**Task instructions**
Among the entries below, count the lines that contain the word "site". Write down only the total.

**Information shown**

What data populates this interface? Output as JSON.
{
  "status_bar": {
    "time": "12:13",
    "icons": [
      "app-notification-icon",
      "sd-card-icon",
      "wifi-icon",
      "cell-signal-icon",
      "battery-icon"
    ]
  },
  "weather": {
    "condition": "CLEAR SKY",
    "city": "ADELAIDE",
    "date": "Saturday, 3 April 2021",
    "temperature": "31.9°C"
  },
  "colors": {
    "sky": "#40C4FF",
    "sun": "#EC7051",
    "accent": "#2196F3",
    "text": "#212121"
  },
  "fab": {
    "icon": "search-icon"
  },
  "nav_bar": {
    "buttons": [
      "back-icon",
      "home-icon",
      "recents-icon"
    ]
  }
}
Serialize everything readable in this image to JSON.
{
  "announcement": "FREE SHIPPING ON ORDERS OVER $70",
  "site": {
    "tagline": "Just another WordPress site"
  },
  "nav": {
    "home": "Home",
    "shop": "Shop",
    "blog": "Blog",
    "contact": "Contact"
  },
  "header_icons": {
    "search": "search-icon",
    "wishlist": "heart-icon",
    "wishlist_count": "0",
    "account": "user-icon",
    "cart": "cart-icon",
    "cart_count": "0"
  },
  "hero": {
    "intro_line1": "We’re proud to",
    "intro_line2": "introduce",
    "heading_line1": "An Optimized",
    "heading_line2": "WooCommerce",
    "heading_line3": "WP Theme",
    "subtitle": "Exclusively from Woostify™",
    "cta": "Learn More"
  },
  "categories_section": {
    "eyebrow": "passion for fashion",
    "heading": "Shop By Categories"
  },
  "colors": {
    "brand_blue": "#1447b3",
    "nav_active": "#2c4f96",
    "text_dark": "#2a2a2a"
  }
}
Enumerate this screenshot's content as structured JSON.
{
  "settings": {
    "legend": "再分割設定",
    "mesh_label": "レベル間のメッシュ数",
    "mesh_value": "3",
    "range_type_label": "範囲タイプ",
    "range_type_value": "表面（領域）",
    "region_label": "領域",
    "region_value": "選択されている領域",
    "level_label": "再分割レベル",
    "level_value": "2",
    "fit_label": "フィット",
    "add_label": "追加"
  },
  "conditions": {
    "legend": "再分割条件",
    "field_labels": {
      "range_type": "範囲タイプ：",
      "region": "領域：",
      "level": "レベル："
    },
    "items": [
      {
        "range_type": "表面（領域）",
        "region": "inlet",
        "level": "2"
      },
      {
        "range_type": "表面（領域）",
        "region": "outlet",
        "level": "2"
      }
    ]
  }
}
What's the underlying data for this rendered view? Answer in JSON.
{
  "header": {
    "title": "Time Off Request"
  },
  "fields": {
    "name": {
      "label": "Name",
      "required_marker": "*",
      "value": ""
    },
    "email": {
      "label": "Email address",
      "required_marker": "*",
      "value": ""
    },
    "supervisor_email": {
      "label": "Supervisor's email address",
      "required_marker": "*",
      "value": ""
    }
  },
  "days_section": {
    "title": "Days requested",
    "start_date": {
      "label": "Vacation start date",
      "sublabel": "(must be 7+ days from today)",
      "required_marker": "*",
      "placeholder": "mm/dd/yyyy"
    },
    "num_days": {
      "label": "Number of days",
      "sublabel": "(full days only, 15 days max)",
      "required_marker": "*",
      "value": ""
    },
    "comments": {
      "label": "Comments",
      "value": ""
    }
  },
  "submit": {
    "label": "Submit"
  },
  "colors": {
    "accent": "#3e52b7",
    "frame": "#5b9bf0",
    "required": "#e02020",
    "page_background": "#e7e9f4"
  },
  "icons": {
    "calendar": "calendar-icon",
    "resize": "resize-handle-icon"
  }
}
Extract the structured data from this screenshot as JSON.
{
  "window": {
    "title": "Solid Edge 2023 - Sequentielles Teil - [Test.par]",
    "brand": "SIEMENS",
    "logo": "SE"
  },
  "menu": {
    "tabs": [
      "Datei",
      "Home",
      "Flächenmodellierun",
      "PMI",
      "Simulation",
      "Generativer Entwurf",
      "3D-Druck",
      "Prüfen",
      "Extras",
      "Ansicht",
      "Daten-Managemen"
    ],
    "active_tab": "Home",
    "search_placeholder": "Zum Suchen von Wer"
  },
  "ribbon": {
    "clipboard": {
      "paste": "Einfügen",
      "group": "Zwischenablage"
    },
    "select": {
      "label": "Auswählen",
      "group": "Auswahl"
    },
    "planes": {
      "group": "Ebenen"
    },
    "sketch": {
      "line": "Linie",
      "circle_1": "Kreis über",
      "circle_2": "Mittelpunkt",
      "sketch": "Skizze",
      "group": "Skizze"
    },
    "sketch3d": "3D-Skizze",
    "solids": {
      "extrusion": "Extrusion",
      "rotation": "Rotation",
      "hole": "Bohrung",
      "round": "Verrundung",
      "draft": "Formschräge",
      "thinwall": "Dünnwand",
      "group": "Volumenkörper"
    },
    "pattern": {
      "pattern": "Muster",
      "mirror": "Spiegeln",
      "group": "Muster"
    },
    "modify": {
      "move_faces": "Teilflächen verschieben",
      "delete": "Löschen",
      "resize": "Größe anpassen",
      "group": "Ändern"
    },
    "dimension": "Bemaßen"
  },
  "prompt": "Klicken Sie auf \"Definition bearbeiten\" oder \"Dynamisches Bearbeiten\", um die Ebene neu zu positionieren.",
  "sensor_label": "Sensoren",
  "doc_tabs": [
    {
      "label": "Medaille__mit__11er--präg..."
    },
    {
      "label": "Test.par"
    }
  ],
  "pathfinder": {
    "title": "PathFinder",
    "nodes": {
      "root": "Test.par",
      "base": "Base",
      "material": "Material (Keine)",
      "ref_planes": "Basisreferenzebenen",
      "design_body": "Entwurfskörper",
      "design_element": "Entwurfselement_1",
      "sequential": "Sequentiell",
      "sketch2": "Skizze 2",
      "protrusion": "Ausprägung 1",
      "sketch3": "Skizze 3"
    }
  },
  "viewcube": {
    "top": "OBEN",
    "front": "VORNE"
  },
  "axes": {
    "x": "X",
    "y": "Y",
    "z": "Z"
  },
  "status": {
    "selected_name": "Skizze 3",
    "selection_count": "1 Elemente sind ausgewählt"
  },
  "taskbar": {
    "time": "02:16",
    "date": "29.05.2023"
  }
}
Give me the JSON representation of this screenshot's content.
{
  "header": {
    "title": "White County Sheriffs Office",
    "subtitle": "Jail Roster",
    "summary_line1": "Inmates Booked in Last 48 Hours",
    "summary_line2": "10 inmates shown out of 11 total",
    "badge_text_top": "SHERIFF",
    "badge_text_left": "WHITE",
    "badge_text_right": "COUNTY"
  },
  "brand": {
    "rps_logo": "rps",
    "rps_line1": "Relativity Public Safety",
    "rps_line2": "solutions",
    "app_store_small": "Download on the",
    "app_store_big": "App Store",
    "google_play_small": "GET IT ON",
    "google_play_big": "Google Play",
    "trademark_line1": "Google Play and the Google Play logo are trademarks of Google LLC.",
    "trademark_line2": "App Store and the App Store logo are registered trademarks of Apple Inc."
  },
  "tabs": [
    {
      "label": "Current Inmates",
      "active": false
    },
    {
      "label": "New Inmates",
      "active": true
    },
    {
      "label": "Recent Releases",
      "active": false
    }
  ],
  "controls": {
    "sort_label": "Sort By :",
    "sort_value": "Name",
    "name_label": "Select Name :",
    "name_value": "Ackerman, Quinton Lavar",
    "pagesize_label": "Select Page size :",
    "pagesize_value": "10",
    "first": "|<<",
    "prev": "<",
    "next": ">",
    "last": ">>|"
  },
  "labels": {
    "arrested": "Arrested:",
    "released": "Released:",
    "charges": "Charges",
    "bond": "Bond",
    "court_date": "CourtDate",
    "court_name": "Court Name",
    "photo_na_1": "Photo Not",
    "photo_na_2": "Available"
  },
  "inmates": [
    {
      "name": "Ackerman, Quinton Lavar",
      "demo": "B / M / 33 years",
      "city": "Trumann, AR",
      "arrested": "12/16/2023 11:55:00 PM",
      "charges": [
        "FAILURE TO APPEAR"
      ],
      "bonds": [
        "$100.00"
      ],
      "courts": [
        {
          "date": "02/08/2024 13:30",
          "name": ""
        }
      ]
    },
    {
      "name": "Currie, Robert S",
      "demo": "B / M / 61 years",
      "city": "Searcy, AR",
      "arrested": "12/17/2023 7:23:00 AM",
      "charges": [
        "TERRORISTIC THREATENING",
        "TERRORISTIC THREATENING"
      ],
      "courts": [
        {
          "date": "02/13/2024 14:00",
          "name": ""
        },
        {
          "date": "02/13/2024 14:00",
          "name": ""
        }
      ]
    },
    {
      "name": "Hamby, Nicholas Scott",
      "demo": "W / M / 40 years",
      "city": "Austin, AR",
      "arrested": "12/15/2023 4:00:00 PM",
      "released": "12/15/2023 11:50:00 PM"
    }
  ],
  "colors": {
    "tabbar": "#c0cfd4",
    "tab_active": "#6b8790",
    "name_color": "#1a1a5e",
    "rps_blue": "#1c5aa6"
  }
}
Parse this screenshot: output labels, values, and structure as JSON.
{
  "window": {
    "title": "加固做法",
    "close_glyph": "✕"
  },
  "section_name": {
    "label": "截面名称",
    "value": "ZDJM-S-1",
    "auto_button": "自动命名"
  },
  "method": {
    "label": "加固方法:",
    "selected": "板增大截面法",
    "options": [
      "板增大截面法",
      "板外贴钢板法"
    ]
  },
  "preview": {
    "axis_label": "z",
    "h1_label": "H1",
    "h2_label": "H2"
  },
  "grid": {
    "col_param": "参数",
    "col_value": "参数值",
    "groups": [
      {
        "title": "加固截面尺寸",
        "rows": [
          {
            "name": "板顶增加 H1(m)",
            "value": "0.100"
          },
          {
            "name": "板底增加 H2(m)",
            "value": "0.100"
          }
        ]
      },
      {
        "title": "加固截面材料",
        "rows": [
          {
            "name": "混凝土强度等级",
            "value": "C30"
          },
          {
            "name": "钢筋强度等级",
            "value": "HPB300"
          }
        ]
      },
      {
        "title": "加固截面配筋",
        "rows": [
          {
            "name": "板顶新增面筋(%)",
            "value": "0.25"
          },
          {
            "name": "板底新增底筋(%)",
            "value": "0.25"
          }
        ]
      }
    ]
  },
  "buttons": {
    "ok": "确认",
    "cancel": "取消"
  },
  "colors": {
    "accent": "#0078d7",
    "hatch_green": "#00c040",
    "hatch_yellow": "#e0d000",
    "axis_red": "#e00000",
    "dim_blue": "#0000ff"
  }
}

**Complete output**
2